(Item position entries)

%%

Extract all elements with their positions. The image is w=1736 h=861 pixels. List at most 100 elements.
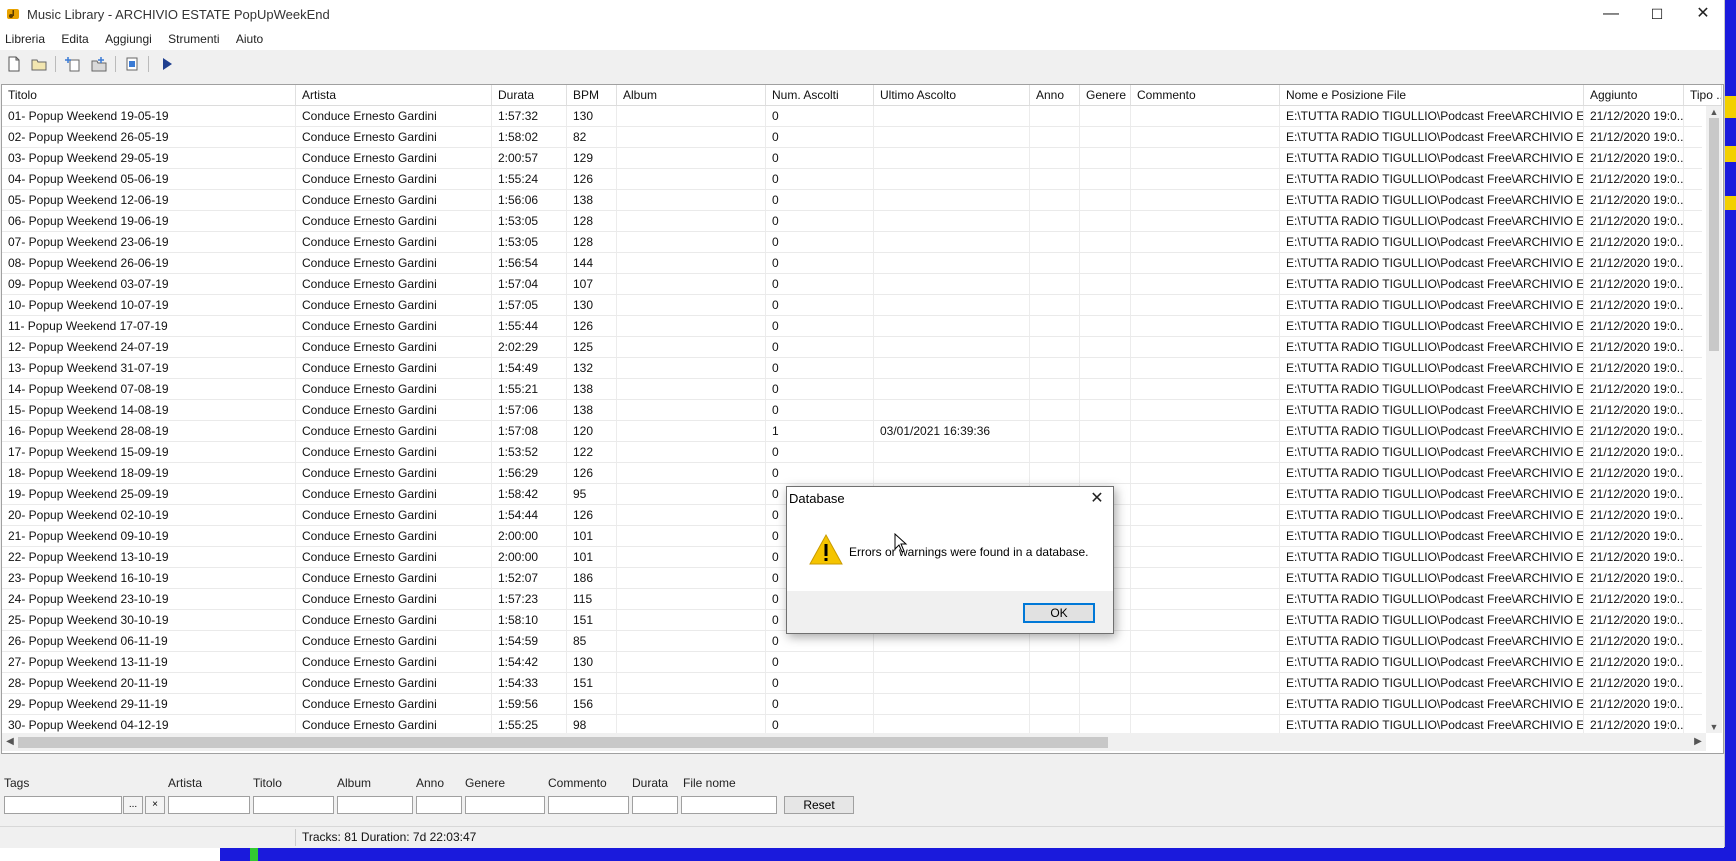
scroll-up-arrow-icon[interactable]: ▲ (1706, 106, 1722, 118)
table-row[interactable]: 07- Popup Weekend 23-06-19 Conduce Ernest… (2, 232, 1702, 253)
add-folder-icon[interactable] (89, 54, 109, 74)
scroll-left-arrow-icon[interactable]: ◀ (2, 733, 18, 751)
menu-aiuto[interactable]: Aiuto (231, 30, 263, 48)
cell-commento (1131, 232, 1280, 252)
add-files-icon[interactable] (63, 54, 83, 74)
column-header-num-ascolti[interactable]: Num. Ascolti (766, 85, 874, 105)
table-row[interactable]: 30- Popup Weekend 04-12-19 Conduce Ernest… (2, 715, 1702, 733)
horizontal-scroll-thumb[interactable] (18, 737, 1108, 748)
cell-durata: 1:58:42 (492, 484, 567, 504)
cell-genere (1080, 400, 1131, 420)
cell-anno (1030, 274, 1080, 294)
cell-album (617, 526, 766, 546)
table-row[interactable]: 14- Popup Weekend 07-08-19 Conduce Ernest… (2, 379, 1702, 400)
maximize-button[interactable]: ☐ (1634, 0, 1680, 30)
album-filter-input[interactable] (337, 796, 413, 814)
cell-tipo (1684, 106, 1702, 126)
anno-filter-input[interactable] (416, 796, 462, 814)
open-folder-icon[interactable] (29, 54, 49, 74)
tags-filter-input[interactable] (4, 796, 122, 814)
cell-num-ascolti: 0 (766, 127, 874, 147)
file-nome-filter-input[interactable] (681, 796, 777, 814)
genere-filter-input[interactable] (465, 796, 545, 814)
column-header-tipo[interactable]: Tipo ... (1684, 85, 1722, 105)
column-header-album[interactable]: Album (617, 85, 766, 105)
durata-filter-input[interactable] (632, 796, 678, 814)
cell-bpm: 126 (567, 505, 617, 525)
menu-aggiungi[interactable]: Aggiungi (100, 30, 152, 48)
cell-durata: 2:00:00 (492, 526, 567, 546)
column-header-anno[interactable]: Anno (1030, 85, 1080, 105)
cell-num-ascolti: 0 (766, 253, 874, 273)
column-header-artista[interactable]: Artista (296, 85, 492, 105)
cell-commento (1131, 316, 1280, 336)
table-row[interactable]: 06- Popup Weekend 19-06-19 Conduce Ernest… (2, 211, 1702, 232)
table-row[interactable]: 13- Popup Weekend 31-07-19 Conduce Ernest… (2, 358, 1702, 379)
table-row[interactable]: 04- Popup Weekend 05-06-19 Conduce Ernest… (2, 169, 1702, 190)
menu-strumenti[interactable]: Strumenti (163, 30, 219, 48)
play-icon[interactable] (157, 54, 177, 74)
cell-commento (1131, 421, 1280, 441)
table-row[interactable]: 11- Popup Weekend 17-07-19 Conduce Ernest… (2, 316, 1702, 337)
table-row[interactable]: 15- Popup Weekend 14-08-19 Conduce Ernest… (2, 400, 1702, 421)
table-row[interactable]: 09- Popup Weekend 03-07-19 Conduce Ernest… (2, 274, 1702, 295)
table-row[interactable]: 29- Popup Weekend 29-11-19 Conduce Ernest… (2, 694, 1702, 715)
cell-album (617, 421, 766, 441)
cell-commento (1131, 148, 1280, 168)
column-header-commento[interactable]: Commento (1131, 85, 1280, 105)
export-icon[interactable] (122, 54, 142, 74)
scroll-right-arrow-icon[interactable]: ▶ (1690, 733, 1706, 751)
cell-ultimo-ascolto (874, 106, 1030, 126)
column-header-genere[interactable]: Genere (1080, 85, 1131, 105)
column-header-bpm[interactable]: BPM (567, 85, 617, 105)
ok-button[interactable]: OK (1023, 603, 1095, 623)
cell-bpm: 126 (567, 316, 617, 336)
table-row[interactable]: 02- Popup Weekend 26-05-19 Conduce Ernest… (2, 127, 1702, 148)
cell-bpm: 130 (567, 106, 617, 126)
vertical-scrollbar[interactable]: ▲ ▼ (1706, 106, 1722, 733)
menu-edita[interactable]: Edita (56, 30, 88, 48)
table-row[interactable]: 03- Popup Weekend 29-05-19 Conduce Ernest… (2, 148, 1702, 169)
column-header-ultimo-ascolto[interactable]: Ultimo Ascolto (874, 85, 1030, 105)
artista-filter-input[interactable] (168, 796, 250, 814)
tags-browse-button[interactable]: ... (123, 796, 143, 814)
scroll-down-arrow-icon[interactable]: ▼ (1706, 721, 1722, 733)
new-file-icon[interactable] (4, 54, 24, 74)
close-button[interactable]: ✕ (1680, 0, 1726, 30)
table-row[interactable]: 05- Popup Weekend 12-06-19 Conduce Ernest… (2, 190, 1702, 211)
table-row[interactable]: 26- Popup Weekend 06-11-19 Conduce Ernest… (2, 631, 1702, 652)
table-row[interactable]: 12- Popup Weekend 24-07-19 Conduce Ernest… (2, 337, 1702, 358)
column-header-titolo[interactable]: Titolo (2, 85, 296, 105)
cell-album (617, 358, 766, 378)
minimize-button[interactable]: — (1588, 0, 1634, 30)
reset-button[interactable]: Reset (784, 796, 854, 814)
cell-durata: 1:57:06 (492, 400, 567, 420)
menu-libreria[interactable]: Libreria (0, 30, 45, 48)
table-row[interactable]: 08- Popup Weekend 26-06-19 Conduce Ernest… (2, 253, 1702, 274)
cell-durata: 1:56:29 (492, 463, 567, 483)
cell-aggiunto: 21/12/2020 19:0... (1584, 190, 1684, 210)
table-row[interactable]: 28- Popup Weekend 20-11-19 Conduce Ernest… (2, 673, 1702, 694)
cell-commento (1131, 694, 1280, 714)
column-header-durata[interactable]: Durata (492, 85, 567, 105)
dialog-close-button[interactable]: ✕ (1083, 487, 1111, 511)
commento-filter-input[interactable] (548, 796, 629, 814)
table-row[interactable]: 01- Popup Weekend 19-05-19 Conduce Ernest… (2, 106, 1702, 127)
tags-clear-button[interactable]: × (145, 796, 165, 814)
cell-commento (1131, 442, 1280, 462)
horizontal-scrollbar[interactable]: ◀ ▶ (2, 733, 1706, 751)
table-row[interactable]: 27- Popup Weekend 13-11-19 Conduce Ernest… (2, 652, 1702, 673)
cell-num-ascolti: 0 (766, 715, 874, 733)
cell-durata: 2:00:00 (492, 547, 567, 567)
table-row[interactable]: 16- Popup Weekend 28-08-19 Conduce Ernest… (2, 421, 1702, 442)
titolo-filter-input[interactable] (253, 796, 334, 814)
vertical-scroll-thumb[interactable] (1709, 118, 1719, 351)
column-header-aggiunto[interactable]: Aggiunto (1584, 85, 1684, 105)
table-row[interactable]: 18- Popup Weekend 18-09-19 Conduce Ernest… (2, 463, 1702, 484)
background-window-bottom (220, 847, 1736, 861)
column-header-file[interactable]: Nome e Posizione File (1280, 85, 1584, 105)
table-row[interactable]: 17- Popup Weekend 15-09-19 Conduce Ernest… (2, 442, 1702, 463)
table-row[interactable]: 10- Popup Weekend 10-07-19 Conduce Ernest… (2, 295, 1702, 316)
cell-aggiunto: 21/12/2020 19:0... (1584, 295, 1684, 315)
cell-album (617, 568, 766, 588)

%%

Rewrite every one of the entries above, swapping each "table-row" for "list-row" and keeping all other text unchanged. Leave the pictures out of your answer.

**IN RESPONSE:**
Extract all elements with their positions. The image is w=1736 h=861 pixels. List at most 100 elements.
scroll-up-arrow-icon[interactable]: ▲ (1706, 106, 1722, 118)
list-row[interactable]: 07- Popup Weekend 23-06-19 Conduce Ernest… (2, 232, 1702, 253)
add-folder-icon[interactable] (89, 54, 109, 74)
scroll-left-arrow-icon[interactable]: ◀ (2, 733, 18, 751)
menu-aiuto[interactable]: Aiuto (231, 30, 263, 48)
cell-commento (1131, 232, 1280, 252)
add-files-icon[interactable] (63, 54, 83, 74)
column-header-num-ascolti[interactable]: Num. Ascolti (766, 85, 874, 105)
list-row[interactable]: 30- Popup Weekend 04-12-19 Conduce Ernest… (2, 715, 1702, 733)
horizontal-scroll-thumb[interactable] (18, 737, 1108, 748)
cell-durata: 1:58:42 (492, 484, 567, 504)
cell-genere (1080, 400, 1131, 420)
cell-anno (1030, 274, 1080, 294)
cell-album (617, 526, 766, 546)
list-row[interactable]: 14- Popup Weekend 07-08-19 Conduce Ernest… (2, 379, 1702, 400)
maximize-button[interactable]: ☐ (1634, 0, 1680, 30)
album-filter-input[interactable] (337, 796, 413, 814)
cell-tipo (1684, 106, 1702, 126)
anno-filter-input[interactable] (416, 796, 462, 814)
open-folder-icon[interactable] (29, 54, 49, 74)
tags-filter-input[interactable] (4, 796, 122, 814)
cell-num-ascolti: 0 (766, 127, 874, 147)
file-nome-filter-input[interactable] (681, 796, 777, 814)
genere-filter-input[interactable] (465, 796, 545, 814)
column-header-tipo[interactable]: Tipo ... (1684, 85, 1722, 105)
column-header-album[interactable]: Album (617, 85, 766, 105)
durata-filter-input[interactable] (632, 796, 678, 814)
cell-bpm: 126 (567, 505, 617, 525)
menu-aggiungi[interactable]: Aggiungi (100, 30, 152, 48)
cell-durata: 2:00:00 (492, 526, 567, 546)
column-header-anno[interactable]: Anno (1030, 85, 1080, 105)
cell-num-ascolti: 0 (766, 253, 874, 273)
column-header-artista[interactable]: Artista (296, 85, 492, 105)
cell-commento (1131, 316, 1280, 336)
list-row[interactable]: 06- Popup Weekend 19-06-19 Conduce Ernest… (2, 211, 1702, 232)
list-row[interactable]: 13- Popup Weekend 31-07-19 Conduce Ernest… (2, 358, 1702, 379)
list-row[interactable]: 04- Popup Weekend 05-06-19 Conduce Ernest… (2, 169, 1702, 190)
menu-strumenti[interactable]: Strumenti (163, 30, 219, 48)
play-icon[interactable] (157, 54, 177, 74)
cell-commento (1131, 421, 1280, 441)
list-row[interactable]: 11- Popup Weekend 17-07-19 Conduce Ernest… (2, 316, 1702, 337)
list-row[interactable]: 15- Popup Weekend 14-08-19 Conduce Ernest… (2, 400, 1702, 421)
list-row[interactable]: 09- Popup Weekend 03-07-19 Conduce Ernest… (2, 274, 1702, 295)
list-row[interactable]: 29- Popup Weekend 29-11-19 Conduce Ernest… (2, 694, 1702, 715)
cell-album (617, 421, 766, 441)
cell-commento (1131, 148, 1280, 168)
column-header-commento[interactable]: Commento (1131, 85, 1280, 105)
export-icon[interactable] (122, 54, 142, 74)
scroll-right-arrow-icon[interactable]: ▶ (1690, 733, 1706, 751)
cell-ultimo-ascolto (874, 106, 1030, 126)
column-header-genere[interactable]: Genere (1080, 85, 1131, 105)
column-header-bpm[interactable]: BPM (567, 85, 617, 105)
ok-button[interactable]: OK (1023, 603, 1095, 623)
cell-bpm: 126 (567, 316, 617, 336)
list-row[interactable]: 02- Popup Weekend 26-05-19 Conduce Ernest… (2, 127, 1702, 148)
cell-bpm: 130 (567, 106, 617, 126)
vertical-scrollbar[interactable]: ▲ ▼ (1706, 106, 1722, 733)
menu-edita[interactable]: Edita (56, 30, 88, 48)
list-row[interactable]: 03- Popup Weekend 29-05-19 Conduce Ernest… (2, 148, 1702, 169)
column-header-ultimo-ascolto[interactable]: Ultimo Ascolto (874, 85, 1030, 105)
artista-filter-input[interactable] (168, 796, 250, 814)
tags-browse-button[interactable]: ... (123, 796, 143, 814)
scroll-down-arrow-icon[interactable]: ▼ (1706, 721, 1722, 733)
new-file-icon[interactable] (4, 54, 24, 74)
close-button[interactable]: ✕ (1680, 0, 1726, 30)
list-row[interactable]: 05- Popup Weekend 12-06-19 Conduce Ernest… (2, 190, 1702, 211)
list-row[interactable]: 26- Popup Weekend 06-11-19 Conduce Ernest… (2, 631, 1702, 652)
list-row[interactable]: 12- Popup Weekend 24-07-19 Conduce Ernest… (2, 337, 1702, 358)
column-header-titolo[interactable]: Titolo (2, 85, 296, 105)
cell-album (617, 358, 766, 378)
minimize-button[interactable]: — (1588, 0, 1634, 30)
reset-button[interactable]: Reset (784, 796, 854, 814)
cell-durata: 1:57:06 (492, 400, 567, 420)
menu-libreria[interactable]: Libreria (0, 30, 45, 48)
list-row[interactable]: 08- Popup Weekend 26-06-19 Conduce Ernest… (2, 253, 1702, 274)
cell-durata: 1:56:29 (492, 463, 567, 483)
cell-aggiunto: 21/12/2020 19:0... (1584, 190, 1684, 210)
list-row[interactable]: 28- Popup Weekend 20-11-19 Conduce Ernest… (2, 673, 1702, 694)
cell-commento (1131, 694, 1280, 714)
column-header-durata[interactable]: Durata (492, 85, 567, 105)
dialog-close-button[interactable]: ✕ (1083, 487, 1111, 511)
commento-filter-input[interactable] (548, 796, 629, 814)
list-row[interactable]: 01- Popup Weekend 19-05-19 Conduce Ernest… (2, 106, 1702, 127)
tags-clear-button[interactable]: × (145, 796, 165, 814)
cell-commento (1131, 442, 1280, 462)
horizontal-scrollbar[interactable]: ◀ ▶ (2, 733, 1706, 751)
list-row[interactable]: 27- Popup Weekend 13-11-19 Conduce Ernest… (2, 652, 1702, 673)
cell-num-ascolti: 0 (766, 715, 874, 733)
cell-durata: 2:00:00 (492, 547, 567, 567)
list-row[interactable]: 16- Popup Weekend 28-08-19 Conduce Ernest… (2, 421, 1702, 442)
titolo-filter-input[interactable] (253, 796, 334, 814)
vertical-scroll-thumb[interactable] (1709, 118, 1719, 351)
column-header-aggiunto[interactable]: Aggiunto (1584, 85, 1684, 105)
list-row[interactable]: 18- Popup Weekend 18-09-19 Conduce Ernest… (2, 463, 1702, 484)
background-window-bottom (220, 847, 1736, 861)
column-header-file[interactable]: Nome e Posizione File (1280, 85, 1584, 105)
list-row[interactable]: 17- Popup Weekend 15-09-19 Conduce Ernest… (2, 442, 1702, 463)
list-row[interactable]: 10- Popup Weekend 10-07-19 Conduce Ernest… (2, 295, 1702, 316)
cell-aggiunto: 21/12/2020 19:0... (1584, 295, 1684, 315)
cell-album (617, 568, 766, 588)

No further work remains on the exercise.